Copy each line where the word "bounce" occurs.
━━━━━━━━━━━━━━━━━━━━
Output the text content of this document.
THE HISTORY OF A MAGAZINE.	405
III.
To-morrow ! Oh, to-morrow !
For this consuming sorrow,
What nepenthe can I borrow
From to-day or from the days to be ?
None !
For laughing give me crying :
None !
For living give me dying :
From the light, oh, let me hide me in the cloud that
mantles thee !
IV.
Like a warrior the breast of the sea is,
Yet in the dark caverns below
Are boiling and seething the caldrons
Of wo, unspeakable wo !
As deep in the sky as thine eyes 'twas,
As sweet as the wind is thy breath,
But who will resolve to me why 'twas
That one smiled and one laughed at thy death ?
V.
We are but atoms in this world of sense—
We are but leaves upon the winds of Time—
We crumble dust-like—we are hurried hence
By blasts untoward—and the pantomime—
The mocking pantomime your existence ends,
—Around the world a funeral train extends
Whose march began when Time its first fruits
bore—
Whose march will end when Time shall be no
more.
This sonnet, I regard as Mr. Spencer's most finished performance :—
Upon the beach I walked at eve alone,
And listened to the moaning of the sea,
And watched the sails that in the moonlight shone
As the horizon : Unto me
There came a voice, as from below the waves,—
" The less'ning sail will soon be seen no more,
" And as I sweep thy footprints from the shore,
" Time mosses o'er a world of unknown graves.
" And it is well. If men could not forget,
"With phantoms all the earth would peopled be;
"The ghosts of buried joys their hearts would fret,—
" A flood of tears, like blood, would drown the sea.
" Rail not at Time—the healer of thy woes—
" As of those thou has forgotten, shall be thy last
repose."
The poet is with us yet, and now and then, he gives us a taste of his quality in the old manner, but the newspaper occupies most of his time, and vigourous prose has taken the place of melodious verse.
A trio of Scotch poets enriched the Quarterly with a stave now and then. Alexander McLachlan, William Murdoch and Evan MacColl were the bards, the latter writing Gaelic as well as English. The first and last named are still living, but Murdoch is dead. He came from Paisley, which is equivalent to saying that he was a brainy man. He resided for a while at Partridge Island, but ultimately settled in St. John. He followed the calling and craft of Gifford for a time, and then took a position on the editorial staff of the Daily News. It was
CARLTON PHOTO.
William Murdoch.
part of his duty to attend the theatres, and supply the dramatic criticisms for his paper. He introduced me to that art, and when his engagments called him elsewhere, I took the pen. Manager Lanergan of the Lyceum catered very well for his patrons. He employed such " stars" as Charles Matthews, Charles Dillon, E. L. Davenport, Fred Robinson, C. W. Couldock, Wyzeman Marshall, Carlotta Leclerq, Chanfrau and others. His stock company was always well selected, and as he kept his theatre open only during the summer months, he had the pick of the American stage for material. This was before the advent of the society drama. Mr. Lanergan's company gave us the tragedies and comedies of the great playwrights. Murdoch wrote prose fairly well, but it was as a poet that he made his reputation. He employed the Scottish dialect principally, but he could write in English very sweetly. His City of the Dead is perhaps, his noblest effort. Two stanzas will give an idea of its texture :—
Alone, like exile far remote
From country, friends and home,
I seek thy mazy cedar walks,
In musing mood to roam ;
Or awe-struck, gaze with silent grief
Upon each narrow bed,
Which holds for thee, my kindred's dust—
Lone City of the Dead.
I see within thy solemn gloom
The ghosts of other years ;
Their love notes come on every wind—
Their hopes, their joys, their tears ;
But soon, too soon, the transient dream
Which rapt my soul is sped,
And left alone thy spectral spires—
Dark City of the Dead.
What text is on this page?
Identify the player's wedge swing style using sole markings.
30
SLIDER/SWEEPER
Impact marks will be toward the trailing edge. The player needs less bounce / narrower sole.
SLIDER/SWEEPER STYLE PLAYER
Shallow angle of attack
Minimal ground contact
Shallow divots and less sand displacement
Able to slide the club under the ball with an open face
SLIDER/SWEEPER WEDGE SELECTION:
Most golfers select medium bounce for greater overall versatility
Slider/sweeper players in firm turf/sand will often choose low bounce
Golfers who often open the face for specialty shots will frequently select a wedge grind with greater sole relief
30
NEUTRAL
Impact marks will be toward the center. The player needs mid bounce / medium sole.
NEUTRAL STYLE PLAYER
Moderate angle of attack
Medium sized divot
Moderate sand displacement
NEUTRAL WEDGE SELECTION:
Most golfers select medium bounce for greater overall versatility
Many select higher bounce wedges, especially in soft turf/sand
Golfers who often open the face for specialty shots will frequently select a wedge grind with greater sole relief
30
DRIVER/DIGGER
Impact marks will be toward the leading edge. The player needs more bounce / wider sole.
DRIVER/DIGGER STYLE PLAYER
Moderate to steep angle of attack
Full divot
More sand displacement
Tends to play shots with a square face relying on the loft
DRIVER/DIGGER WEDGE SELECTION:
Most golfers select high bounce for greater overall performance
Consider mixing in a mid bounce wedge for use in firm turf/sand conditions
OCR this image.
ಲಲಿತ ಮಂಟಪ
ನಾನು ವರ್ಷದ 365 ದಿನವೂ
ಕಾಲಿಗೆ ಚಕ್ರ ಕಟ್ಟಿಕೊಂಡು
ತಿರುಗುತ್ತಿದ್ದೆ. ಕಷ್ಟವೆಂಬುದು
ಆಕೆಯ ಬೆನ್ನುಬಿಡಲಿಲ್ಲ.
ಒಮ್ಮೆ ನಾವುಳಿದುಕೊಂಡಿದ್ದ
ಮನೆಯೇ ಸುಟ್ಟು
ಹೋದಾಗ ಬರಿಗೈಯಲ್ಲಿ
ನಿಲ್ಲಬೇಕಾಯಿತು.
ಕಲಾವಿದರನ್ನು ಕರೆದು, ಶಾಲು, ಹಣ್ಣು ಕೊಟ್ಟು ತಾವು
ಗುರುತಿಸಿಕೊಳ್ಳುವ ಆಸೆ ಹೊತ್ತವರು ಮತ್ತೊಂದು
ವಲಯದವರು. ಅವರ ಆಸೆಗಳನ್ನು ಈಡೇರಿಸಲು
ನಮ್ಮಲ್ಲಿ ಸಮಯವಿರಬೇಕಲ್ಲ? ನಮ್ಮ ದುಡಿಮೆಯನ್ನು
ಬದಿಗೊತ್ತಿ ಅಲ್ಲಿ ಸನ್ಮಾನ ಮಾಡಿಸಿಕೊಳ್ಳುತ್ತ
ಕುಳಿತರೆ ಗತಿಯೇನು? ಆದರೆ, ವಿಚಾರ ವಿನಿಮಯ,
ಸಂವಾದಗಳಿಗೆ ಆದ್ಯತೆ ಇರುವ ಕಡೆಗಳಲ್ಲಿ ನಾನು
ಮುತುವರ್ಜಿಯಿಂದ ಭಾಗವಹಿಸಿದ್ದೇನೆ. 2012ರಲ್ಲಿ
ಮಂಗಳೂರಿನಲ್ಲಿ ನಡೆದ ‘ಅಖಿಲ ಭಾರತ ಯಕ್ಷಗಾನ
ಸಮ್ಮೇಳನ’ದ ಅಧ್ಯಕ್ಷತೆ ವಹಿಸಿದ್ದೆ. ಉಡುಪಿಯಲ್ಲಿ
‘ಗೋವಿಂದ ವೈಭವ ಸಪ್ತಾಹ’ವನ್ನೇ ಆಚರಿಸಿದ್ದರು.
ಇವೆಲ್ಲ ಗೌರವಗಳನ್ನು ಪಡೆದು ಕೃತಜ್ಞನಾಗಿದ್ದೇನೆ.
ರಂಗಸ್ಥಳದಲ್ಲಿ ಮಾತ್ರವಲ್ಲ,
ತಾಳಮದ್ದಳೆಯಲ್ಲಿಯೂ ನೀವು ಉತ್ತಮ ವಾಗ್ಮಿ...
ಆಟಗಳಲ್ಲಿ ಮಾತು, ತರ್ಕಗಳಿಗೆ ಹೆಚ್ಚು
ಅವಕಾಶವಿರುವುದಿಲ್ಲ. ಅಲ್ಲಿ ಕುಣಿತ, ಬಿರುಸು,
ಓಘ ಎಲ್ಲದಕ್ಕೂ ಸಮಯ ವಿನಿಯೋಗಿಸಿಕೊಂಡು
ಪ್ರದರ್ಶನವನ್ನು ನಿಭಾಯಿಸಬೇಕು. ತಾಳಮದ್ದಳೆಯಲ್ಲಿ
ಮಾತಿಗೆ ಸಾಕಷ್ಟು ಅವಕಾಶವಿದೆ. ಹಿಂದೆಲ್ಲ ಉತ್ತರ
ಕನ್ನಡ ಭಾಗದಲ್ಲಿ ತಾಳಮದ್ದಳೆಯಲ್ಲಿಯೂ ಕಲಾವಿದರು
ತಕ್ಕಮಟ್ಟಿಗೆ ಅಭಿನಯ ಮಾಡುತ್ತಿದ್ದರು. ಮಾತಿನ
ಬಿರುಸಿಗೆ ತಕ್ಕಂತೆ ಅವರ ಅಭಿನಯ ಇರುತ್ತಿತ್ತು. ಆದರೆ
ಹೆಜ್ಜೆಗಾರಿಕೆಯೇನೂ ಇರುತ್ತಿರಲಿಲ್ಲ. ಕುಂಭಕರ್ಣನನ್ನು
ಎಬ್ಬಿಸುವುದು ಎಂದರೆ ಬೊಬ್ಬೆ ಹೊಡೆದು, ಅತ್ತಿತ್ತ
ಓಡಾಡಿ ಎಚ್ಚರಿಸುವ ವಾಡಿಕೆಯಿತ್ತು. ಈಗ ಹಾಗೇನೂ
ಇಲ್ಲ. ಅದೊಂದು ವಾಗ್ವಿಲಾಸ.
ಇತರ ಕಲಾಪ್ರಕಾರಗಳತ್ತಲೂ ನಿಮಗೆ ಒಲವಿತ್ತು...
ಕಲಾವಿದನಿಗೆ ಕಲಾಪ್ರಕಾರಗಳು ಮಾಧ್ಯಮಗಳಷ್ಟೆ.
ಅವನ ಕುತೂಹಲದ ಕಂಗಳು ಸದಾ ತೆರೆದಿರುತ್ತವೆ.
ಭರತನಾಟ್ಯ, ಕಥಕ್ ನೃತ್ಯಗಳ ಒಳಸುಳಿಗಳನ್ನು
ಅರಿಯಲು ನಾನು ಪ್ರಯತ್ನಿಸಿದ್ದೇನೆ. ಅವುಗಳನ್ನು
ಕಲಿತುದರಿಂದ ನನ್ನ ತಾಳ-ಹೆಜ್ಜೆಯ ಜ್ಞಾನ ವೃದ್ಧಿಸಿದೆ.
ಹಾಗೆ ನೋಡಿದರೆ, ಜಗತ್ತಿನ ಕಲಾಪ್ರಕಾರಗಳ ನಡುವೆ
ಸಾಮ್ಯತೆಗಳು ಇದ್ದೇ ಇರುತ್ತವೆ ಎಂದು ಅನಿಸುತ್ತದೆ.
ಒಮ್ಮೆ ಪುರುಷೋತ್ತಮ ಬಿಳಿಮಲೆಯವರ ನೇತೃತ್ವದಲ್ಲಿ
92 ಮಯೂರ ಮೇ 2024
━━━━━━━━━━━━━━━━━━━━
§ **PROBLEM SOLUTION**
Impact marks will be toward the trailing edge. The player needs less bounce / narrower sole.
Most golfers select medium bounce for greater overall versatility
Slider/sweeper players in firm turf/sand will often choose low bounce
Impact marks will be toward the center. The player needs mid bounce / medium sole.
Most golfers select medium bounce for greater overall versatility
Many select higher bounce wedges, especially in soft turf/sand
Impact marks will be toward the leading edge. The player needs more bounce / wider sole.
Most golfers select high bounce for greater overall performance
Consider mixing in a mid bounce wedge for use in firm turf/sand conditions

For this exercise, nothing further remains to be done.